start

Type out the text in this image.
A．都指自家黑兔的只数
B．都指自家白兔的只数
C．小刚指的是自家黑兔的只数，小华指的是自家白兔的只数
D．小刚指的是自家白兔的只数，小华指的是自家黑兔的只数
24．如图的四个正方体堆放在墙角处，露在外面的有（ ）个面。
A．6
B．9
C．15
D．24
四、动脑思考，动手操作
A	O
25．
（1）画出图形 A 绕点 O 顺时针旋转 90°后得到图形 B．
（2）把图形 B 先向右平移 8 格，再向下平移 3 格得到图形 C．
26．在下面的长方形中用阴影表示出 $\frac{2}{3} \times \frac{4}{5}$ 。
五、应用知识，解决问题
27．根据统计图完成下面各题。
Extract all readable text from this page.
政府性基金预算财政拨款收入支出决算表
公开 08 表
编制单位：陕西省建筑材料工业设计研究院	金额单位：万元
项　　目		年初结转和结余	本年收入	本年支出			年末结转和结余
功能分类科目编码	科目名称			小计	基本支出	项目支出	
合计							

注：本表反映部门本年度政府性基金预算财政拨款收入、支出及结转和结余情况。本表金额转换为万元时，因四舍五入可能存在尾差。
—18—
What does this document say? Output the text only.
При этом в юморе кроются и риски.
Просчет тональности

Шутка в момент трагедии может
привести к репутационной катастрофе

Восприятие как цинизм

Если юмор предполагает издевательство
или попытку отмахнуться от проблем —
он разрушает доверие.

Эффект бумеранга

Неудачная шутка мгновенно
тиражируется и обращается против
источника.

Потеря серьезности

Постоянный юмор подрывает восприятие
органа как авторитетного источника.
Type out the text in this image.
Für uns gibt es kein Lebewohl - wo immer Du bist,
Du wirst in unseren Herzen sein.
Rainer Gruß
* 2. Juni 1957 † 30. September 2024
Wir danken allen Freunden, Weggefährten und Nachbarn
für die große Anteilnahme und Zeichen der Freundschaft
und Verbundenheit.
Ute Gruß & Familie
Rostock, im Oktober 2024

end

== Aim of the task ==
Go through the records above and retype each one exactly.

== Task result ==
Type out the text in this image.
A．都指自家黑兔的只数
B．都指自家白兔的只数
C．小刚指的是自家黑兔的只数，小华指的是自家白兔的只数
D．小刚指的是自家白兔的只数，小华指的是自家黑兔的只数
24．如图的四个正方体堆放在墙角处，露在外面的有（ ）个面。
A．6
B．9
C．15
D．24
四、动脑思考，动手操作
A	O
25．
（1）画出图形 A 绕点 O 顺时针旋转 90°后得到图形 B．
（2）把图形 B 先向右平移 8 格，再向下平移 3 格得到图形 C．
26．在下面的长方形中用阴影表示出 $\frac{2}{3} \times \frac{4}{5}$ 。
五、应用知识，解决问题
27．根据统计图完成下面各题。
Extract all readable text from this page.
政府性基金预算财政拨款收入支出决算表
公开 08 表
编制单位：陕西省建筑材料工业设计研究院	金额单位：万元
项　　目		年初结转和结余	本年收入	本年支出			年末结转和结余
功能分类科目编码	科目名称			小计	基本支出	项目支出	
合计							

注：本表反映部门本年度政府性基金预算财政拨款收入、支出及结转和结余情况。本表金额转换为万元时，因四舍五入可能存在尾差。
—18—
What does this document say? Output the text only.
При этом в юморе кроются и риски.
Просчет тональности

Шутка в момент трагедии может
привести к репутационной катастрофе

Восприятие как цинизм

Если юмор предполагает издевательство
или попытку отмахнуться от проблем —
он разрушает доверие.

Эффект бумеранга

Неудачная шутка мгновенно
тиражируется и обращается против
источника.

Потеря серьезности

Постоянный юмор подрывает восприятие
органа как авторитетного источника.
Type out the text in this image.
Für uns gibt es kein Lebewohl - wo immer Du bist,
Du wirst in unseren Herzen sein.
Rainer Gruß
* 2. Juni 1957 † 30. September 2024
Wir danken allen Freunden, Weggefährten und Nachbarn
für die große Anteilnahme und Zeichen der Freundschaft
und Verbundenheit.
Ute Gruß & Familie
Rostock, im Oktober 2024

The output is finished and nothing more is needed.